**Directions for this task:**
Make an exact copy of all the records.

**Raw data:**
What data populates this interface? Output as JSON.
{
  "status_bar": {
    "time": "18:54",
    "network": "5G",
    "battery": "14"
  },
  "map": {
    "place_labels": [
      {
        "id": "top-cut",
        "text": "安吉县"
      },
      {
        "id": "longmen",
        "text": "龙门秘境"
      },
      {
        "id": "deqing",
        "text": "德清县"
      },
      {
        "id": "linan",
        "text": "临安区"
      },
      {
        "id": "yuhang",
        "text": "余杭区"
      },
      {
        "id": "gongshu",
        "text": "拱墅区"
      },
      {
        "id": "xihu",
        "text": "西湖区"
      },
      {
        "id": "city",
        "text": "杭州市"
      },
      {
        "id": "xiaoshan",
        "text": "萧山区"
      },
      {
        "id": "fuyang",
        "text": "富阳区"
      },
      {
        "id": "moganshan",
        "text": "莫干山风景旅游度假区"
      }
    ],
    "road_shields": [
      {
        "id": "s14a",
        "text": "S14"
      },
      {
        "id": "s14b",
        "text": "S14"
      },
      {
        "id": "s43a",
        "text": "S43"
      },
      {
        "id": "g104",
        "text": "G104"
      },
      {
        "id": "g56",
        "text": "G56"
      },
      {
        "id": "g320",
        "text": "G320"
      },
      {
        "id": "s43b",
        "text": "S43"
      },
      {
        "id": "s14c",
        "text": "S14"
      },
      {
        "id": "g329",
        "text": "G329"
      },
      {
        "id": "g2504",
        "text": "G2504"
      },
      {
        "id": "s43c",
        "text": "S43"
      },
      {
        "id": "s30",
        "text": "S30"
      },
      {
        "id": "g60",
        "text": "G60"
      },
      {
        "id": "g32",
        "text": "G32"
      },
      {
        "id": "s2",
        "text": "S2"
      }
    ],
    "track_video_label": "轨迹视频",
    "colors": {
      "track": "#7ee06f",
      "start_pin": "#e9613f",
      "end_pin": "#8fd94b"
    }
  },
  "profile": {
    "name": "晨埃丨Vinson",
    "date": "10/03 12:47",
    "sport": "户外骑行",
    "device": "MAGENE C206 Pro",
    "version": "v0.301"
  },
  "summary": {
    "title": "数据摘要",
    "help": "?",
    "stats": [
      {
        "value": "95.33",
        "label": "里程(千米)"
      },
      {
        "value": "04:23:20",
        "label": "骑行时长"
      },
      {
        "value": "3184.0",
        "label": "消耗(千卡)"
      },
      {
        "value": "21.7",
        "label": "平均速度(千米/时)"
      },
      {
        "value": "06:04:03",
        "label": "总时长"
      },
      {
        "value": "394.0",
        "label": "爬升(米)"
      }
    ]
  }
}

**Reply to the exercise:**
What data populates this interface? Output as JSON.
{
  "status_bar": {
    "time": "18:54",
    "network": "5G",
    "battery": "14"
  },
  "map": {
    "place_labels": [
      {
        "id": "top-cut",
        "text": "安吉县"
      },
      {
        "id": "longmen",
        "text": "龙门秘境"
      },
      {
        "id": "deqing",
        "text": "德清县"
      },
      {
        "id": "linan",
        "text": "临安区"
      },
      {
        "id": "yuhang",
        "text": "余杭区"
      },
      {
        "id": "gongshu",
        "text": "拱墅区"
      },
      {
        "id": "xihu",
        "text": "西湖区"
      },
      {
        "id": "city",
        "text": "杭州市"
      },
      {
        "id": "xiaoshan",
        "text": "萧山区"
      },
      {
        "id": "fuyang",
        "text": "富阳区"
      },
      {
        "id": "moganshan",
        "text": "莫干山风景旅游度假区"
      }
    ],
    "road_shields": [
      {
        "id": "s14a",
        "text": "S14"
      },
      {
        "id": "s14b",
        "text": "S14"
      },
      {
        "id": "s43a",
        "text": "S43"
      },
      {
        "id": "g104",
        "text": "G104"
      },
      {
        "id": "g56",
        "text": "G56"
      },
      {
        "id": "g320",
        "text": "G320"
      },
      {
        "id": "s43b",
        "text": "S43"
      },
      {
        "id": "s14c",
        "text": "S14"
      },
      {
        "id": "g329",
        "text": "G329"
      },
      {
        "id": "g2504",
        "text": "G2504"
      },
      {
        "id": "s43c",
        "text": "S43"
      },
      {
        "id": "s30",
        "text": "S30"
      },
      {
        "id": "g60",
        "text": "G60"
      },
      {
        "id": "g32",
        "text": "G32"
      },
      {
        "id": "s2",
        "text": "S2"
      }
    ],
    "track_video_label": "轨迹视频",
    "colors": {
      "track": "#7ee06f",
      "start_pin": "#e9613f",
      "end_pin": "#8fd94b"
    }
  },
  "profile": {
    "name": "晨埃丨Vinson",
    "date": "10/03 12:47",
    "sport": "户外骑行",
    "device": "MAGENE C206 Pro",
    "version": "v0.301"
  },
  "summary": {
    "title": "数据摘要",
    "help": "?",
    "stats": [
      {
        "value": "95.33",
        "label": "里程(千米)"
      },
      {
        "value": "04:23:20",
        "label": "骑行时长"
      },
      {
        "value": "3184.0",
        "label": "消耗(千卡)"
      },
      {
        "value": "21.7",
        "label": "平均速度(千米/时)"
      },
      {
        "value": "06:04:03",
        "label": "总时长"
      },
      {
        "value": "394.0",
        "label": "爬升(米)"
      }
    ]
  }
}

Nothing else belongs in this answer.